* THE REQUEST
Search the material below for the word "Current" and copy every line in which it occurs.

* ENTRIES PROVIDED
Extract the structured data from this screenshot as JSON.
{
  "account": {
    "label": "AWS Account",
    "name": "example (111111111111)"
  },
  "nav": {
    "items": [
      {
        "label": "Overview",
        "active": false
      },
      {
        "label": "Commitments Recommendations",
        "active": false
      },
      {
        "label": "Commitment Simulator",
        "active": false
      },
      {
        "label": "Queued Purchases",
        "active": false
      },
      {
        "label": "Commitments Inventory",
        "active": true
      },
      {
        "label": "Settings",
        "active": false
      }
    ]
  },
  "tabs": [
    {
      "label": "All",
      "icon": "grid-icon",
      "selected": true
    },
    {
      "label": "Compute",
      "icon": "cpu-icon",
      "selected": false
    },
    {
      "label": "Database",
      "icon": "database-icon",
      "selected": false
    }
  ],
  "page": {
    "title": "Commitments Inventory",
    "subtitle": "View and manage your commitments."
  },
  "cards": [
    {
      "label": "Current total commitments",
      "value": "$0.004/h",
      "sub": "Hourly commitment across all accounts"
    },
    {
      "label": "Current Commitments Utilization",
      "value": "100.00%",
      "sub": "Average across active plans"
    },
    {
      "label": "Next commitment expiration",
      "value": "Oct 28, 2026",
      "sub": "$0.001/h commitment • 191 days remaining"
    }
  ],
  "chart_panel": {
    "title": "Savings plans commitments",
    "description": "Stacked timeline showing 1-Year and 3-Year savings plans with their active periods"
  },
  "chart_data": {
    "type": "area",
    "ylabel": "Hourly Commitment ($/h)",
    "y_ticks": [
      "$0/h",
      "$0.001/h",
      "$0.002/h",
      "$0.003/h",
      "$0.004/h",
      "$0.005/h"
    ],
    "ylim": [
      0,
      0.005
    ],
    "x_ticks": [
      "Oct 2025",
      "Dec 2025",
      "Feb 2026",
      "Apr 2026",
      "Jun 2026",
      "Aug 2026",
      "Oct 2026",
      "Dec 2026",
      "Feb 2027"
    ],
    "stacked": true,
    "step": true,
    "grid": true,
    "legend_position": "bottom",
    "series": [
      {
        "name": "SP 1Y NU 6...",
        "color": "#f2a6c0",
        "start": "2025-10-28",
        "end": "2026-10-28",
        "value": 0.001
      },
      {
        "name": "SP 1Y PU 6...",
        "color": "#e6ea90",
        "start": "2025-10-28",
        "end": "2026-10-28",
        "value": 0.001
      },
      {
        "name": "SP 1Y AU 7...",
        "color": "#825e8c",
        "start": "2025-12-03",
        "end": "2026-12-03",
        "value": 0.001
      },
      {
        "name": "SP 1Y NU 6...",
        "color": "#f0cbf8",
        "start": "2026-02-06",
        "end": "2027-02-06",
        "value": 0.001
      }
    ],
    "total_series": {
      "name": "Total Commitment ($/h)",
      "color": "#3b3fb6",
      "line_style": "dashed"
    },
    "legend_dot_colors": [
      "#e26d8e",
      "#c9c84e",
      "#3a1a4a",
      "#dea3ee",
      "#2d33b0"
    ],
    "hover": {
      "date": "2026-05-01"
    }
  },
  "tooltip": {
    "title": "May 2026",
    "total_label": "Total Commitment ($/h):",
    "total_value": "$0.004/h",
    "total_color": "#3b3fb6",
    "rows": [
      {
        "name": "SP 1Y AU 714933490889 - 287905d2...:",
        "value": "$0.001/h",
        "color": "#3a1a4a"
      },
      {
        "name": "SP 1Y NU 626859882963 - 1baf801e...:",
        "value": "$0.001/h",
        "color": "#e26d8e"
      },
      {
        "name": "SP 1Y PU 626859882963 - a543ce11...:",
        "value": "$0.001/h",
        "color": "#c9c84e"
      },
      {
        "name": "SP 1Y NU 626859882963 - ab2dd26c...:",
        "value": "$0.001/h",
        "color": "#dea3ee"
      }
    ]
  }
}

* ANSWER TO THIS TASK
      "label": "Current total commitments",
      "label": "Current Commitments Utilization",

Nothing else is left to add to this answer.